Given instruction: Below is a block of records: output all of them exactly and leave out the pictures.

Structured figure records
[Begin]
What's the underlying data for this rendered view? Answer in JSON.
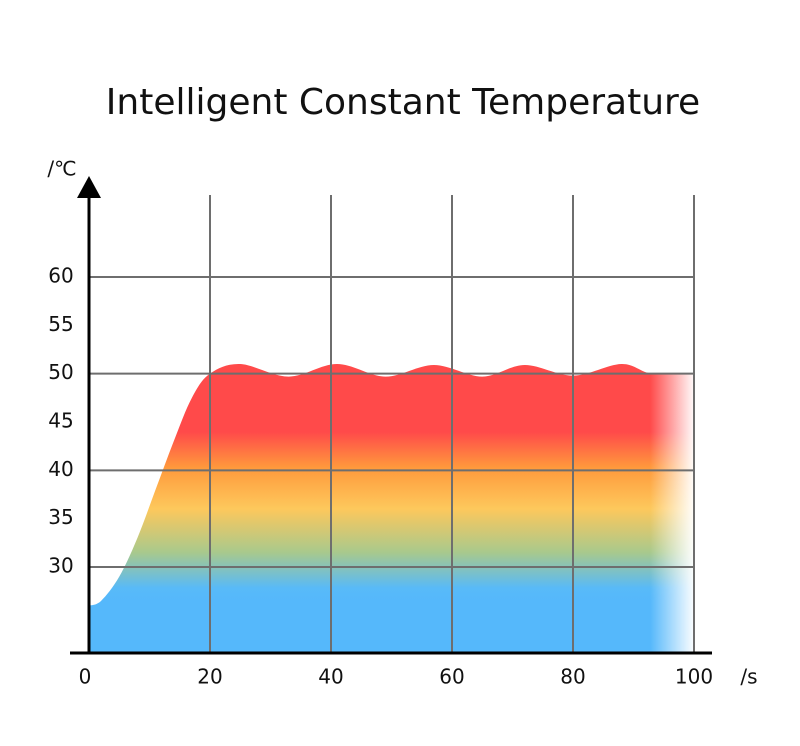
{
  "chart_data": {
    "type": "area",
    "title": "Intelligent Constant Temperature",
    "x_label": "/s",
    "y_label": "/℃",
    "x": [
      0,
      2,
      5,
      8,
      11,
      14,
      17,
      20,
      25,
      33,
      41,
      49,
      57,
      65,
      72,
      80,
      88,
      93,
      100
    ],
    "values": [
      26,
      26.5,
      29,
      33,
      38,
      43,
      47.5,
      50,
      51,
      49.7,
      51,
      49.7,
      50.9,
      49.7,
      50.9,
      49.8,
      51,
      50,
      50
    ],
    "xlim": [
      0,
      100
    ],
    "ylim": [
      21,
      69
    ],
    "xticks": [
      0,
      20,
      40,
      60,
      80,
      100
    ],
    "yticks": [
      30,
      35,
      40,
      45,
      50,
      55,
      60
    ],
    "ygrid": [
      30,
      40,
      50,
      60
    ],
    "grid": true
  }
}
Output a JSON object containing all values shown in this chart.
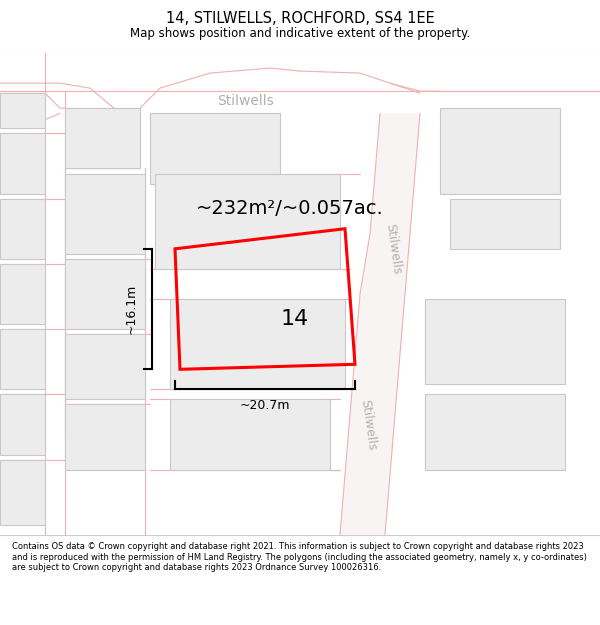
{
  "title": "14, STILWELLS, ROCHFORD, SS4 1EE",
  "subtitle": "Map shows position and indicative extent of the property.",
  "footer": "Contains OS data © Crown copyright and database right 2021. This information is subject to Crown copyright and database rights 2023 and is reproduced with the permission of HM Land Registry. The polygons (including the associated geometry, namely x, y co-ordinates) are subject to Crown copyright and database rights 2023 Ordnance Survey 100026316.",
  "area_label": "~232m²/~0.057ac.",
  "width_label": "~20.7m",
  "height_label": "~16.1m",
  "number_label": "14",
  "map_bg": "#ffffff",
  "building_fill": "#ececec",
  "building_stroke": "#c8c8c8",
  "highlight_stroke": "#ff0000",
  "highlight_lw": 2.2,
  "parcel_color": "#f0b0b0",
  "parcel_lw": 0.8,
  "street_label_color": "#b0b0b0",
  "dim_line_color": "#000000",
  "title_fontsize": 10.5,
  "subtitle_fontsize": 8.5,
  "area_fontsize": 14,
  "number_fontsize": 16,
  "dim_fontsize": 9,
  "street_fontsize": 9
}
[End]
Exercise result:
What's the underlying data for this rendered view? Answer in JSON.
{
  "chart_data": {
    "type": "area",
    "title": "Intelligent Constant Temperature",
    "x_label": "/s",
    "y_label": "/℃",
    "x": [
      0,
      2,
      5,
      8,
      11,
      14,
      17,
      20,
      25,
      33,
      41,
      49,
      57,
      65,
      72,
      80,
      88,
      93,
      100
    ],
    "values": [
      26,
      26.5,
      29,
      33,
      38,
      43,
      47.5,
      50,
      51,
      49.7,
      51,
      49.7,
      50.9,
      49.7,
      50.9,
      49.8,
      51,
      50,
      50
    ],
    "xlim": [
      0,
      100
    ],
    "ylim": [
      21,
      69
    ],
    "xticks": [
      0,
      20,
      40,
      60,
      80,
      100
    ],
    "yticks": [
      30,
      35,
      40,
      45,
      50,
      55,
      60
    ],
    "ygrid": [
      30,
      40,
      50,
      60
    ],
    "grid": true
  }
}
Output a JSON object containing all values shown in this chart.
{
  "title": "14, STILWELLS, ROCHFORD, SS4 1EE",
  "subtitle": "Map shows position and indicative extent of the property.",
  "footer": "Contains OS data © Crown copyright and database right 2021. This information is subject to Crown copyright and database rights 2023 and is reproduced with the permission of HM Land Registry. The polygons (including the associated geometry, namely x, y co-ordinates) are subject to Crown copyright and database rights 2023 Ordnance Survey 100026316.",
  "area_label": "~232m²/~0.057ac.",
  "width_label": "~20.7m",
  "height_label": "~16.1m",
  "number_label": "14",
  "map_bg": "#ffffff",
  "building_fill": "#ececec",
  "building_stroke": "#c8c8c8",
  "highlight_stroke": "#ff0000",
  "highlight_lw": 2.2,
  "parcel_color": "#f0b0b0",
  "parcel_lw": 0.8,
  "street_label_color": "#b0b0b0",
  "dim_line_color": "#000000",
  "title_fontsize": 10.5,
  "subtitle_fontsize": 8.5,
  "area_fontsize": 14,
  "number_fontsize": 16,
  "dim_fontsize": 9,
  "street_fontsize": 9
}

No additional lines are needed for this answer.